Objective
Extract the entries in their exact form.

------------------------------------------------

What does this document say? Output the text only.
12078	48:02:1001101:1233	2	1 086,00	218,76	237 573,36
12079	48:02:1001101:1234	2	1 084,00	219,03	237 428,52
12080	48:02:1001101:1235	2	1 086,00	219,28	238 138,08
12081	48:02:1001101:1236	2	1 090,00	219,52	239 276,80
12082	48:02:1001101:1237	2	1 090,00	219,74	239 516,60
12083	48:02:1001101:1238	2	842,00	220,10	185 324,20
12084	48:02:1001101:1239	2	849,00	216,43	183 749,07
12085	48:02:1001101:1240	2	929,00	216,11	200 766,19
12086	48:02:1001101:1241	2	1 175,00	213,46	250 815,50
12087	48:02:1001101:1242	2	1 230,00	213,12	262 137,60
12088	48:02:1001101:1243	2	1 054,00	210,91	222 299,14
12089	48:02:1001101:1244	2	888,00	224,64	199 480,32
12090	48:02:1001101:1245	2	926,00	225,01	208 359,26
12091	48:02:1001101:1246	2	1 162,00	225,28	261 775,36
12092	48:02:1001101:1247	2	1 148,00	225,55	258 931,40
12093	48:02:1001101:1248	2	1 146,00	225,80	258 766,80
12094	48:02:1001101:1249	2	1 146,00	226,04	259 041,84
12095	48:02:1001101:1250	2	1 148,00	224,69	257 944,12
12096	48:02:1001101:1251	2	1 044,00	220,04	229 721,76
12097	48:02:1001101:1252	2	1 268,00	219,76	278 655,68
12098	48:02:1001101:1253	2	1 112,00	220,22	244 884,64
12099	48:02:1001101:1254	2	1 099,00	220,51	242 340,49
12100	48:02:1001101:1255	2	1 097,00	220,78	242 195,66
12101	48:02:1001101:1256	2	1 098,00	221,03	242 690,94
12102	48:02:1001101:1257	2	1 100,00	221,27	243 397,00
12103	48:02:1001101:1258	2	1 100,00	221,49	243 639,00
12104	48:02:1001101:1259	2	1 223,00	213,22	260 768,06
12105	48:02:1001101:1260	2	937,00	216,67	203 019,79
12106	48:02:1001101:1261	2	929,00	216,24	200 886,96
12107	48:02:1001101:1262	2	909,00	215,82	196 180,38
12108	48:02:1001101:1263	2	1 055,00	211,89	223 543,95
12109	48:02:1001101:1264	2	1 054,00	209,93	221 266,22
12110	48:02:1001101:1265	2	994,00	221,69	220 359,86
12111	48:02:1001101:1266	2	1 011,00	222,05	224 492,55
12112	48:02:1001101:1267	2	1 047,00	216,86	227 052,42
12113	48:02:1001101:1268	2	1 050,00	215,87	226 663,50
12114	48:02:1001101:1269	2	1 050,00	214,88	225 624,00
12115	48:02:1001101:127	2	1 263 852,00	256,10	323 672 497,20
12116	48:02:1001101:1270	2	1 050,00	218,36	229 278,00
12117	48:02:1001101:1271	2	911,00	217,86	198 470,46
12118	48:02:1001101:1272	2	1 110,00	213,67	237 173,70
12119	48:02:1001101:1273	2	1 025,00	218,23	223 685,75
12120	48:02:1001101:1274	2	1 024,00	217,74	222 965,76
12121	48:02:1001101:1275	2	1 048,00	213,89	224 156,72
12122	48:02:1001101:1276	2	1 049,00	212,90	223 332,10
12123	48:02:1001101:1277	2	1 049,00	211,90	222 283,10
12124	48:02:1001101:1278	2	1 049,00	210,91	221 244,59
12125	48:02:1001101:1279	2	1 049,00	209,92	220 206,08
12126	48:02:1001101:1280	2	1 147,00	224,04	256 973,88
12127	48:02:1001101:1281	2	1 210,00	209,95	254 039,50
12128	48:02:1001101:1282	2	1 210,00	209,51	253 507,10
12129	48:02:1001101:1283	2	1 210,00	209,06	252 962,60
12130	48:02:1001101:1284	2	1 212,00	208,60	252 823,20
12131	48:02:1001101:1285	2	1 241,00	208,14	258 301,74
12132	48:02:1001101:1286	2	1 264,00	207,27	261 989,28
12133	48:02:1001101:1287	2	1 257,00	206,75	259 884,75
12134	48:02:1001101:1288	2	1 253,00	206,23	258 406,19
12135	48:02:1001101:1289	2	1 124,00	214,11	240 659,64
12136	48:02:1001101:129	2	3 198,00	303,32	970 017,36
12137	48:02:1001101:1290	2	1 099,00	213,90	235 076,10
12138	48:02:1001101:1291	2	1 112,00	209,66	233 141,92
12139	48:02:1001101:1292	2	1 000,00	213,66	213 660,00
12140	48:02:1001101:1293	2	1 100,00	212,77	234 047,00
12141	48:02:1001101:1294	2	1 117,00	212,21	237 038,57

------------------------------------------------

Reply
What does this document say? Output the text only.
12078	48:02:1001101:1233	2	1 086,00	218,76	237 573,36
12079	48:02:1001101:1234	2	1 084,00	219,03	237 428,52
12080	48:02:1001101:1235	2	1 086,00	219,28	238 138,08
12081	48:02:1001101:1236	2	1 090,00	219,52	239 276,80
12082	48:02:1001101:1237	2	1 090,00	219,74	239 516,60
12083	48:02:1001101:1238	2	842,00	220,10	185 324,20
12084	48:02:1001101:1239	2	849,00	216,43	183 749,07
12085	48:02:1001101:1240	2	929,00	216,11	200 766,19
12086	48:02:1001101:1241	2	1 175,00	213,46	250 815,50
12087	48:02:1001101:1242	2	1 230,00	213,12	262 137,60
12088	48:02:1001101:1243	2	1 054,00	210,91	222 299,14
12089	48:02:1001101:1244	2	888,00	224,64	199 480,32
12090	48:02:1001101:1245	2	926,00	225,01	208 359,26
12091	48:02:1001101:1246	2	1 162,00	225,28	261 775,36
12092	48:02:1001101:1247	2	1 148,00	225,55	258 931,40
12093	48:02:1001101:1248	2	1 146,00	225,80	258 766,80
12094	48:02:1001101:1249	2	1 146,00	226,04	259 041,84
12095	48:02:1001101:1250	2	1 148,00	224,69	257 944,12
12096	48:02:1001101:1251	2	1 044,00	220,04	229 721,76
12097	48:02:1001101:1252	2	1 268,00	219,76	278 655,68
12098	48:02:1001101:1253	2	1 112,00	220,22	244 884,64
12099	48:02:1001101:1254	2	1 099,00	220,51	242 340,49
12100	48:02:1001101:1255	2	1 097,00	220,78	242 195,66
12101	48:02:1001101:1256	2	1 098,00	221,03	242 690,94
12102	48:02:1001101:1257	2	1 100,00	221,27	243 397,00
12103	48:02:1001101:1258	2	1 100,00	221,49	243 639,00
12104	48:02:1001101:1259	2	1 223,00	213,22	260 768,06
12105	48:02:1001101:1260	2	937,00	216,67	203 019,79
12106	48:02:1001101:1261	2	929,00	216,24	200 886,96
12107	48:02:1001101:1262	2	909,00	215,82	196 180,38
12108	48:02:1001101:1263	2	1 055,00	211,89	223 543,95
12109	48:02:1001101:1264	2	1 054,00	209,93	221 266,22
12110	48:02:1001101:1265	2	994,00	221,69	220 359,86
12111	48:02:1001101:1266	2	1 011,00	222,05	224 492,55
12112	48:02:1001101:1267	2	1 047,00	216,86	227 052,42
12113	48:02:1001101:1268	2	1 050,00	215,87	226 663,50
12114	48:02:1001101:1269	2	1 050,00	214,88	225 624,00
12115	48:02:1001101:127	2	1 263 852,00	256,10	323 672 497,20
12116	48:02:1001101:1270	2	1 050,00	218,36	229 278,00
12117	48:02:1001101:1271	2	911,00	217,86	198 470,46
12118	48:02:1001101:1272	2	1 110,00	213,67	237 173,70
12119	48:02:1001101:1273	2	1 025,00	218,23	223 685,75
12120	48:02:1001101:1274	2	1 024,00	217,74	222 965,76
12121	48:02:1001101:1275	2	1 048,00	213,89	224 156,72
12122	48:02:1001101:1276	2	1 049,00	212,90	223 332,10
12123	48:02:1001101:1277	2	1 049,00	211,90	222 283,10
12124	48:02:1001101:1278	2	1 049,00	210,91	221 244,59
12125	48:02:1001101:1279	2	1 049,00	209,92	220 206,08
12126	48:02:1001101:1280	2	1 147,00	224,04	256 973,88
12127	48:02:1001101:1281	2	1 210,00	209,95	254 039,50
12128	48:02:1001101:1282	2	1 210,00	209,51	253 507,10
12129	48:02:1001101:1283	2	1 210,00	209,06	252 962,60
12130	48:02:1001101:1284	2	1 212,00	208,60	252 823,20
12131	48:02:1001101:1285	2	1 241,00	208,14	258 301,74
12132	48:02:1001101:1286	2	1 264,00	207,27	261 989,28
12133	48:02:1001101:1287	2	1 257,00	206,75	259 884,75
12134	48:02:1001101:1288	2	1 253,00	206,23	258 406,19
12135	48:02:1001101:1289	2	1 124,00	214,11	240 659,64
12136	48:02:1001101:129	2	3 198,00	303,32	970 017,36
12137	48:02:1001101:1290	2	1 099,00	213,90	235 076,10
12138	48:02:1001101:1291	2	1 112,00	209,66	233 141,92
12139	48:02:1001101:1292	2	1 000,00	213,66	213 660,00
12140	48:02:1001101:1293	2	1 100,00	212,77	234 047,00
12141	48:02:1001101:1294	2	1 117,00	212,21	237 038,57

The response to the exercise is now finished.